- PROVIDED RECORDS
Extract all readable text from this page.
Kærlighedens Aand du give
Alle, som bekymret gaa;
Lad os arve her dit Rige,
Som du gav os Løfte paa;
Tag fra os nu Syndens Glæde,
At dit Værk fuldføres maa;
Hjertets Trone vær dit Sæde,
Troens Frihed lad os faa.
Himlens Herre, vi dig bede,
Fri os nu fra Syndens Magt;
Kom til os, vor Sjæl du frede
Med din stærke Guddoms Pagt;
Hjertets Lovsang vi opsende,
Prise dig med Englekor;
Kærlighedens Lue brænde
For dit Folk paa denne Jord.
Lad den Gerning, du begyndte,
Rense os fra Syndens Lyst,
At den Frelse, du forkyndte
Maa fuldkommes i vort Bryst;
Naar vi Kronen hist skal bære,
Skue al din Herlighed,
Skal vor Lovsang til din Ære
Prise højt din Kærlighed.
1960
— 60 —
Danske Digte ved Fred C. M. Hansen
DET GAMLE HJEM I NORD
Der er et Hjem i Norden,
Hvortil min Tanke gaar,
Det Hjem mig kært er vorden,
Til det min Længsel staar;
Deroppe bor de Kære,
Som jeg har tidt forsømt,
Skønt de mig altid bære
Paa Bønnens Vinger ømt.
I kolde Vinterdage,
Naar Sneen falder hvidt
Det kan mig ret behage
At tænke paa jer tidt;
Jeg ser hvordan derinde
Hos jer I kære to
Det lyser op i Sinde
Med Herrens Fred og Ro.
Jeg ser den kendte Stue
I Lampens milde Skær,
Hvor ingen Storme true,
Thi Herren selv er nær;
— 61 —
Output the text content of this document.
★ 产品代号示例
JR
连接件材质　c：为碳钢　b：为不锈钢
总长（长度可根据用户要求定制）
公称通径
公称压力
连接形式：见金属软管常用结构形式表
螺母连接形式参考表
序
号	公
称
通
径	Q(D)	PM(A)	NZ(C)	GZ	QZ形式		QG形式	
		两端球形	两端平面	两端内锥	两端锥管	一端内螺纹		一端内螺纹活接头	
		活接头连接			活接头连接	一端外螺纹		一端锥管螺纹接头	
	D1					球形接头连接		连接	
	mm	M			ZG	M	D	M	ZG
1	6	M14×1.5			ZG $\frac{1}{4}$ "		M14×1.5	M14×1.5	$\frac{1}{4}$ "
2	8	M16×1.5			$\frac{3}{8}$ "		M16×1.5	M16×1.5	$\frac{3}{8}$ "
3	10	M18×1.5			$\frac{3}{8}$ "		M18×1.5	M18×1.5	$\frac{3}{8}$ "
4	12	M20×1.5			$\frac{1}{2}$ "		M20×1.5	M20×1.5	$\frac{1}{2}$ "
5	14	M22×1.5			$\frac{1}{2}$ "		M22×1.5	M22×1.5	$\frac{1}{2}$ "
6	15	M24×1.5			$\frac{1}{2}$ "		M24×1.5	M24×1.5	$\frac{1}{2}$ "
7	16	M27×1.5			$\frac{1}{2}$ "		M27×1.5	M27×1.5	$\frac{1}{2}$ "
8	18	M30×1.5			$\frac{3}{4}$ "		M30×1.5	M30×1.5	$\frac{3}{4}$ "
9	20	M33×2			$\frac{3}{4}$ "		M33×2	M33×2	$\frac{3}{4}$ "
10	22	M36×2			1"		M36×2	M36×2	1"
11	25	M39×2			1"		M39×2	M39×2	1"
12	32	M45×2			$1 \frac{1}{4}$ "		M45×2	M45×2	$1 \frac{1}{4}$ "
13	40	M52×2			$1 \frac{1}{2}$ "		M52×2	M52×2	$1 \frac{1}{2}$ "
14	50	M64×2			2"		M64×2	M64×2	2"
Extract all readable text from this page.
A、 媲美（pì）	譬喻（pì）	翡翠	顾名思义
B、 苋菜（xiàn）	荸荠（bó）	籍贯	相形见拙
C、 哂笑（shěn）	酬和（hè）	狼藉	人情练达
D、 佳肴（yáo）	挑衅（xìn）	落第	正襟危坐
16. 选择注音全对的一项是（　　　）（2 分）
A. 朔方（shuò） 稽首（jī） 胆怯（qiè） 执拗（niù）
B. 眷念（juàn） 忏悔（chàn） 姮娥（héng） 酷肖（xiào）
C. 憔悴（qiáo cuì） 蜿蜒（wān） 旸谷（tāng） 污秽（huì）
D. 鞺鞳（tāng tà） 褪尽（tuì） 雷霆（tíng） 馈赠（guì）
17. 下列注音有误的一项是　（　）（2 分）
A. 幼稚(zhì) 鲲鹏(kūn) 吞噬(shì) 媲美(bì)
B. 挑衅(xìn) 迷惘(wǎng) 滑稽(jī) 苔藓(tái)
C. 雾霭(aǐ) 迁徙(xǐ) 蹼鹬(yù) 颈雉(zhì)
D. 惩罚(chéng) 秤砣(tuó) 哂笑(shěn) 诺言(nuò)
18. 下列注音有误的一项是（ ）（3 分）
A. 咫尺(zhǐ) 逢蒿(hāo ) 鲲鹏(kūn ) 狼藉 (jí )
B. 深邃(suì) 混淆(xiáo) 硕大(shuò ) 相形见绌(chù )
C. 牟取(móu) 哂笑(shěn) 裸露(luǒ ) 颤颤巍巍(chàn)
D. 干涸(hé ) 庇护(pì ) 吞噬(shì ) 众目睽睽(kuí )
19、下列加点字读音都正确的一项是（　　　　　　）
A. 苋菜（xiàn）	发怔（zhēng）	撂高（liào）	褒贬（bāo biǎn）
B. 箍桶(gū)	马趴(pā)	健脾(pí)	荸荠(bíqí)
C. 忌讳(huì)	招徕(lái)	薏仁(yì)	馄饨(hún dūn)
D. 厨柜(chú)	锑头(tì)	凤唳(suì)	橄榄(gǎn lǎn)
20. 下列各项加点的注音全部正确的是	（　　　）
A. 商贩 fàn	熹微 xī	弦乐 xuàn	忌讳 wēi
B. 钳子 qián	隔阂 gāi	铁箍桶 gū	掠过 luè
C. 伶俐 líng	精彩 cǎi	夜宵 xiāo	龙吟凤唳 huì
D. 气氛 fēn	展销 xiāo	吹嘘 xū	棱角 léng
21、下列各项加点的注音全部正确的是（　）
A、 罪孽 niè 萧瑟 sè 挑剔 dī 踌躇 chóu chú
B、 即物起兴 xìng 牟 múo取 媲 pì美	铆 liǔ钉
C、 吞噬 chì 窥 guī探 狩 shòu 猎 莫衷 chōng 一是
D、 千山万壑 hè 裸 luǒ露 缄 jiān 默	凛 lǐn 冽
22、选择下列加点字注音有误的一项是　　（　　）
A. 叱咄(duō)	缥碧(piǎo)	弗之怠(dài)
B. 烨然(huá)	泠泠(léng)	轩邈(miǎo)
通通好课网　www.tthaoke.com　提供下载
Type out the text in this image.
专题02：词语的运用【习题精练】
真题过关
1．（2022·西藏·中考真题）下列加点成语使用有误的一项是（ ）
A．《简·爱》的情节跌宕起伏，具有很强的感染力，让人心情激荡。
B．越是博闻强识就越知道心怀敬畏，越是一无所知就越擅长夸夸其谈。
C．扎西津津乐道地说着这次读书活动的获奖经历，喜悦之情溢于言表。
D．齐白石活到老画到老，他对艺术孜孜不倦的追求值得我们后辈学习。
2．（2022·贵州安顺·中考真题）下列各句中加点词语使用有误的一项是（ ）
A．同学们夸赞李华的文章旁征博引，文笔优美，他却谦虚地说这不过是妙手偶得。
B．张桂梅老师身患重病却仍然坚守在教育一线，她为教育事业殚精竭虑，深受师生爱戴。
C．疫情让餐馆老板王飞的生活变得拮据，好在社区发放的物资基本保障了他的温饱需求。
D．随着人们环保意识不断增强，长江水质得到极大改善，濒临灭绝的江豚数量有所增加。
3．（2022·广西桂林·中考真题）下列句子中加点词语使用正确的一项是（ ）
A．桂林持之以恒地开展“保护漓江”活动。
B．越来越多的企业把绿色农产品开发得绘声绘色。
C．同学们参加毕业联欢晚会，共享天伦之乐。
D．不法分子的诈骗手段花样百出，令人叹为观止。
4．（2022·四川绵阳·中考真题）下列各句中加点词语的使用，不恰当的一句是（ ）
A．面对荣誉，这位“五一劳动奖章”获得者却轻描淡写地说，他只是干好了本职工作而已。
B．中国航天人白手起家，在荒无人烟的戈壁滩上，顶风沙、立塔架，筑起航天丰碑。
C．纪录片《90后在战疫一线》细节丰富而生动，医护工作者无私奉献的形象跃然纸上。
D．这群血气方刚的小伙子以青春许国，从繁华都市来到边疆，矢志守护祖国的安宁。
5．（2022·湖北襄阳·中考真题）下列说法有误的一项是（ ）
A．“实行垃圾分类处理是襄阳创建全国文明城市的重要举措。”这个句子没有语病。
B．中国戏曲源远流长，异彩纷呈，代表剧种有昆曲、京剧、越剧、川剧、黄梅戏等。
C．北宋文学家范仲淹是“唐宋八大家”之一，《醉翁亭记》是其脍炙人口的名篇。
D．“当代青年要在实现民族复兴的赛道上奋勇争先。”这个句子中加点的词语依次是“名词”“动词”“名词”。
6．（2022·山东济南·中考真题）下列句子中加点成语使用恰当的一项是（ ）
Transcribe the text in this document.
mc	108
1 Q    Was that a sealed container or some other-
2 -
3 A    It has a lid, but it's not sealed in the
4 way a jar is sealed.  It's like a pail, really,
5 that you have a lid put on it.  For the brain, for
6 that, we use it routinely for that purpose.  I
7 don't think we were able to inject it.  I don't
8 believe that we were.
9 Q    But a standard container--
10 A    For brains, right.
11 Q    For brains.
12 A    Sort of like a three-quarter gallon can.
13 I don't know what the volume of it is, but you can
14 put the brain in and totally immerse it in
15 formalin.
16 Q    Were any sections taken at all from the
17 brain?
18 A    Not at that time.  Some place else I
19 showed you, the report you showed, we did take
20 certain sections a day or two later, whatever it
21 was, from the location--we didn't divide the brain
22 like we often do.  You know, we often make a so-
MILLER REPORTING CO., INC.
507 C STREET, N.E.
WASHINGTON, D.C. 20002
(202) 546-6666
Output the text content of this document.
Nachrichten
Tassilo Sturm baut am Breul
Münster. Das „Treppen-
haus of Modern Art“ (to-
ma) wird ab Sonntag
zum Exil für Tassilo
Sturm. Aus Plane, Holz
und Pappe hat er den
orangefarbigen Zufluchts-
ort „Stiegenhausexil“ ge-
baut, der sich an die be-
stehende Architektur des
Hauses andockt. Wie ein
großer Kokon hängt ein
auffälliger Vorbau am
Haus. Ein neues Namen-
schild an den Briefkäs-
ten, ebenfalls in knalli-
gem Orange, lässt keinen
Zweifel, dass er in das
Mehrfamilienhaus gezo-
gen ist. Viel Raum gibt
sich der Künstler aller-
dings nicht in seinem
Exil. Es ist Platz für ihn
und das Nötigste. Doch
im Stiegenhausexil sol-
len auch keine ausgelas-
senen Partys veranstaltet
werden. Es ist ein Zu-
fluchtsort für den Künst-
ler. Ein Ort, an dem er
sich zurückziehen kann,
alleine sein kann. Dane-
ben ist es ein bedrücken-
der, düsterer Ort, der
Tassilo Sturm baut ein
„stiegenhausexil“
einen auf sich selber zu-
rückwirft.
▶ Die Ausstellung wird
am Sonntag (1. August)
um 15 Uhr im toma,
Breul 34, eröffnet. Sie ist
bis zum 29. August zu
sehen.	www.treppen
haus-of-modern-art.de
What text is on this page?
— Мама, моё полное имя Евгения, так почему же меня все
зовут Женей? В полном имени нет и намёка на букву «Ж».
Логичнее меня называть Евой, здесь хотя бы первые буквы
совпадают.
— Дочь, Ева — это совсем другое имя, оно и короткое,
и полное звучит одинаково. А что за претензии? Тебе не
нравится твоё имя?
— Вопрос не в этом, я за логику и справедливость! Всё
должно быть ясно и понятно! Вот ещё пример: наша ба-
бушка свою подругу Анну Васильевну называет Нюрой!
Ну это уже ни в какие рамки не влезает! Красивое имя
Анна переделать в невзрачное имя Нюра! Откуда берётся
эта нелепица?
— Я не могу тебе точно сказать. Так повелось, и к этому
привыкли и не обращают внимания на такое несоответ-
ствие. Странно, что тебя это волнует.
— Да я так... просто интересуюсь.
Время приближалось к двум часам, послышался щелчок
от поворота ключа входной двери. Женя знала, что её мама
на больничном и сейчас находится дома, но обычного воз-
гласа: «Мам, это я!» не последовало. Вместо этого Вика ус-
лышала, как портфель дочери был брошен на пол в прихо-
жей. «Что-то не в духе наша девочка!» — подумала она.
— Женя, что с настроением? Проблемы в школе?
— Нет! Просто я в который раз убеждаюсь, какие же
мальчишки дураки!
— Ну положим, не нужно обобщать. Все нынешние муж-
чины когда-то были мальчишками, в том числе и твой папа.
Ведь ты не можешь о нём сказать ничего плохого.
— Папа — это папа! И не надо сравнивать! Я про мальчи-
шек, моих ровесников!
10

- SET EXERCISE
Search the entries for the word "xiāo", then list each line that holds it.

- RESULT
C. 伶俐 líng	精彩 cǎi	夜宵 xiāo	龙吟凤唳 huì
D. 气氛 fēn	展销 xiāo	吹嘘 xū	棱角 léng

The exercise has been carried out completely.